▶ **THE TASK**: Gather up every line from the entries below that uses the word "acusats".
================
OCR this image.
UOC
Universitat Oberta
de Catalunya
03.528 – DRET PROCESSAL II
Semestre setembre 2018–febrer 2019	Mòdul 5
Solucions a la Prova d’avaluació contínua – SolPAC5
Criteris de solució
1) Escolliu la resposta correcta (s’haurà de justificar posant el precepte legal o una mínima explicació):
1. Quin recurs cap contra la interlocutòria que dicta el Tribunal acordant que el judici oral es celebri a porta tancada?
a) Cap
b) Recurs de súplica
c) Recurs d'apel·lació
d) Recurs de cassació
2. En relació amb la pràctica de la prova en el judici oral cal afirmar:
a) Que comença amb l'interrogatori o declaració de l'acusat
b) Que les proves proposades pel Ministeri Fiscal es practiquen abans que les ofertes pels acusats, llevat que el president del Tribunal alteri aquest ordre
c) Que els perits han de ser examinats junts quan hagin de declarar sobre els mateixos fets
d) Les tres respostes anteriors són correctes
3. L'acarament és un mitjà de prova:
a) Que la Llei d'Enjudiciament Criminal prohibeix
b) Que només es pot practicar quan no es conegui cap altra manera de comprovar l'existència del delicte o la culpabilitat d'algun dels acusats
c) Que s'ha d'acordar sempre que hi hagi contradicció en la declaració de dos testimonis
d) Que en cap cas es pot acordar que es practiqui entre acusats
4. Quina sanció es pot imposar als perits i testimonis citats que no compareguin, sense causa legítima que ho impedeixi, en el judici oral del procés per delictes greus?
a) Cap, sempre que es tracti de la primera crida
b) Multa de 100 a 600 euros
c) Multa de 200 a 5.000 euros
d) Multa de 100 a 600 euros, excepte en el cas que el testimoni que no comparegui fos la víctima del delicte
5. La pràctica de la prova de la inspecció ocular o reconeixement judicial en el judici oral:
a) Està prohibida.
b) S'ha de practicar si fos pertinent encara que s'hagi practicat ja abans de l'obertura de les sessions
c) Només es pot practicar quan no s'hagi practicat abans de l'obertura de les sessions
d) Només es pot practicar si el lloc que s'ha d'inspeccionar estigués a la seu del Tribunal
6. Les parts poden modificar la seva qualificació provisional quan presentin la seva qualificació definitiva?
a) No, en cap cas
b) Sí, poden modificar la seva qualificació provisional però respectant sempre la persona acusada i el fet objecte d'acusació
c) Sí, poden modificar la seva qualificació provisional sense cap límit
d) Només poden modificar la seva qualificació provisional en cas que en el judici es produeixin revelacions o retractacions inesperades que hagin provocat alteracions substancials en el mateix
================
▶ **EXERCISE RESPONSE**:
b) Que les proves proposades pel Ministeri Fiscal es practiquen abans que les ofertes pels acusats, llevat que el president del Tribunal alteri aquest ordre
b) Que només es pot practicar quan no es conegui cap altra manera de comprovar l'existència del delicte o la culpabilitat d'algun dels acusats
d) Que en cap cas es pot acordar que es practiqui entre acusats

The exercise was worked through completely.